Consegna A:
Riscrivi il brano sull'edicola votiva da "Ricavata nel prospetto" fino a "in ferro battuto." incluso, mettendo "cancello" al posto di "cancelletto".
Consegna B:
Riassumi in una o due frasi il paragrafo del brano sull'edicola votiva che inizia con "Il 5 maggio 1913", mantenendone i fatti principali.

##### Brano fornito #####

SEZIONE 1 | STORIA E BENI CULTURALI
SALA TEMATICA 6
Edicola votiva Madonna di Gibilmanna
Realizzata presumibilmente nel XIX sec., questa edicola votiva si trova nell’attuale Via Salvatore Chiaramonte, dentro una nicchia di forma rettangolare, rifinita con una cornice in polvere di marmo a modanatura semplice.
Ricavata nel prospetto di quello che un tempo fu l'ospizio dei frati Cappuccini del santuario di Gibilmanna, l’icona è protetta da un cancelletto in ferro battuto.
Il dipinto ad olio realizzato su marmo di Carrara, raffigura la Madonna di Gibilmanna col suo splendido altare marmoreo barocco.
La presenza a Lascari dei frati Cappuccini risale fino agli anni ’40 del 1900.
Il 5 maggio 1913, come segno di profonda devozione alla Madonna di Gibilmanna, oggi patrona della Diocesi di Cefalù, Monsignor Sansone, Vescovo di Cefalù, “concede 50 giorni di indulgenza a chi recita un’ave a Maria SS.ma”, come riportato nella epigrafe posta al di sopra dell’edicola.

##### Dati mostrati #####

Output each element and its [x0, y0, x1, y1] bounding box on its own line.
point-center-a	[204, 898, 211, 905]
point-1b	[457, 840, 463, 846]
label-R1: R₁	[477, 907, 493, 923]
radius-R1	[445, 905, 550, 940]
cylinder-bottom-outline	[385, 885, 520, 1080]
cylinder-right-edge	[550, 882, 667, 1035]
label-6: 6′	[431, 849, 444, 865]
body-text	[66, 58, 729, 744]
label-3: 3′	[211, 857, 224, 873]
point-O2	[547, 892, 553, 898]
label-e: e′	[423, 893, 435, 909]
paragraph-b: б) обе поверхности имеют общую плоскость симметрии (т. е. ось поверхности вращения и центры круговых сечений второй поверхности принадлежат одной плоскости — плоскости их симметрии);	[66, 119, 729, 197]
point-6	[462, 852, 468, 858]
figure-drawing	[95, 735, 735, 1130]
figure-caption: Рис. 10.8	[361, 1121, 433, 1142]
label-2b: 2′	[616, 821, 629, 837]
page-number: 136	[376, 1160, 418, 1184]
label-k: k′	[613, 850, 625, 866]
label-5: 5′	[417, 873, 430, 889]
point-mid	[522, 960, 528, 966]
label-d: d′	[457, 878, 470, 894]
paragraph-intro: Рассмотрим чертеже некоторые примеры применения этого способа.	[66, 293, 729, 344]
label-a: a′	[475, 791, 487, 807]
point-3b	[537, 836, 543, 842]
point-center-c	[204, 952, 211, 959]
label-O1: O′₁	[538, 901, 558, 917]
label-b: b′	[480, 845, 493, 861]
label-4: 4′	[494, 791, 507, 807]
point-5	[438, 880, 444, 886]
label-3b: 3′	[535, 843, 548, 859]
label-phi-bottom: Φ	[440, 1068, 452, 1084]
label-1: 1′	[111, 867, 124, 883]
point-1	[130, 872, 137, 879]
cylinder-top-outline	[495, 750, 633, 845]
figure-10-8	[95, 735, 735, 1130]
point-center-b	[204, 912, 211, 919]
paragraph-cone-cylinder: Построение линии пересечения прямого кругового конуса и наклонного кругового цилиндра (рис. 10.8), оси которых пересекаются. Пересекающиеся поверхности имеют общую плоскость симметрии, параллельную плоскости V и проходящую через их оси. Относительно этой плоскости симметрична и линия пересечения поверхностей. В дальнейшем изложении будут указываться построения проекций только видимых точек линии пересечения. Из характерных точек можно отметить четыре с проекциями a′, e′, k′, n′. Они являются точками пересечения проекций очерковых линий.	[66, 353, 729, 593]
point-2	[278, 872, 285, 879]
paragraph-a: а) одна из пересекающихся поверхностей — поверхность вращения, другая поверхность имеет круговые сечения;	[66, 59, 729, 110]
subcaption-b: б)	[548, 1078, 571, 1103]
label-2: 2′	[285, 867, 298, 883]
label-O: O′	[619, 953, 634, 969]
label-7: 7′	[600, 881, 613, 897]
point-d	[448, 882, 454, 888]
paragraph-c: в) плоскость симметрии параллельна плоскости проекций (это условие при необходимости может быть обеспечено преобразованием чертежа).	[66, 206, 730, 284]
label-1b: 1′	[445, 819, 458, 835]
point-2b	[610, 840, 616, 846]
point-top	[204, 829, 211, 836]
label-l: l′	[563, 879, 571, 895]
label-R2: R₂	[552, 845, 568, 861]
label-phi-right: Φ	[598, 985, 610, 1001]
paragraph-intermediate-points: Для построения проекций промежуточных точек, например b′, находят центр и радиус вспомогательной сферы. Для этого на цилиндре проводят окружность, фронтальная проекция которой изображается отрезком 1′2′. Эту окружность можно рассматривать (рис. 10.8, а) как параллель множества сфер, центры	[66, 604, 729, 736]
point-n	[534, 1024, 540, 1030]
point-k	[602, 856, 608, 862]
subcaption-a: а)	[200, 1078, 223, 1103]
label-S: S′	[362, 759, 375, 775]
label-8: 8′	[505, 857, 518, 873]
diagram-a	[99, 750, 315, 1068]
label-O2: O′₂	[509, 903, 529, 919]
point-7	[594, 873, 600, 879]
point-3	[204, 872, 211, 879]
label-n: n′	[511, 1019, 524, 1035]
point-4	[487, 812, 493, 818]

#####

Soluzione A:
Ricavata nel prospetto di quello che un tempo fu l'ospizio dei frati Cappuccini del santuario di Gibilmanna, l’icona è protetta da un cancello in ferro battuto.

Soluzione B:
Il 5 maggio 1913 Monsignor Sansone, Vescovo di Cefalù, per devozione alla Madonna di Gibilmanna, oggi patrona della Diocesi di Cefalù, concesse 50 giorni di indulgenza a chi recita un'ave a Maria Santissima. Lo riporta l'epigrafe posta sopra l'edicola.